-- Exercise material start --

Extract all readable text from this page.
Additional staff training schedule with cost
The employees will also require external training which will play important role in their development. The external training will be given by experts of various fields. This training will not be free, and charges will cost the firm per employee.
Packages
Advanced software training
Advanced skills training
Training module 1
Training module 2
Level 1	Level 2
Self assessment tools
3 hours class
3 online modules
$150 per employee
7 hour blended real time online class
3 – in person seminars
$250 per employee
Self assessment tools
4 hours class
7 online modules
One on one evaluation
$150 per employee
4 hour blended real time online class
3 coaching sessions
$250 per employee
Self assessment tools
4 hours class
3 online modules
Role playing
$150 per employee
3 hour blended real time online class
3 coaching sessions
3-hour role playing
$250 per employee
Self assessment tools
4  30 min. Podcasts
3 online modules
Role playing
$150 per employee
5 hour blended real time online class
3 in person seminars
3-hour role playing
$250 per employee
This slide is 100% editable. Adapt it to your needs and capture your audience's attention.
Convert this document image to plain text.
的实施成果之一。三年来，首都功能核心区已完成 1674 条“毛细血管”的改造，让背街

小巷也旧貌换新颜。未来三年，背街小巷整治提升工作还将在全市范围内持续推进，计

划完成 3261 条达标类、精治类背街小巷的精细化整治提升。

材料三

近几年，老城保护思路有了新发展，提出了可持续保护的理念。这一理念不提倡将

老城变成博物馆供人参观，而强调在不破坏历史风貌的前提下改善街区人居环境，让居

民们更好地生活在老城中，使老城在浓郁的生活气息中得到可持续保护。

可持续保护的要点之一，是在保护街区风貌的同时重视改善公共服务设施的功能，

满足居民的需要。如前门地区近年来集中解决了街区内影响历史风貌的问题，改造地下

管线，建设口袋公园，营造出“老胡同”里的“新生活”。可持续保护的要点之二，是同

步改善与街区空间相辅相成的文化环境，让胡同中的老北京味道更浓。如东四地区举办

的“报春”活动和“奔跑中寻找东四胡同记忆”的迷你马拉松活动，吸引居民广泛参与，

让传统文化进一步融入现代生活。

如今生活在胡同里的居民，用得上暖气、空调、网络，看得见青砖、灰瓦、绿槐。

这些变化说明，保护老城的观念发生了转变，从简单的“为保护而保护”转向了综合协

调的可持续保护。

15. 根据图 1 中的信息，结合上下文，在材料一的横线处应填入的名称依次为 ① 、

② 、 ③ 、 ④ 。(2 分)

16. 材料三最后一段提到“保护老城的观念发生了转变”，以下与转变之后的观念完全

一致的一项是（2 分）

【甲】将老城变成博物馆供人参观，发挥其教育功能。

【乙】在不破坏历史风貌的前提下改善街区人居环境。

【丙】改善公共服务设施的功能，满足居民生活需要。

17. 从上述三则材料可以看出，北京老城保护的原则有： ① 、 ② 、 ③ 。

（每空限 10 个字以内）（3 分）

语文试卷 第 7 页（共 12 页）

-- Exercise material end --

▶ _Exercise aim_: Nothing but a number is needed here: how many lines hold the string "seminars"?

▶ _Answer_: 2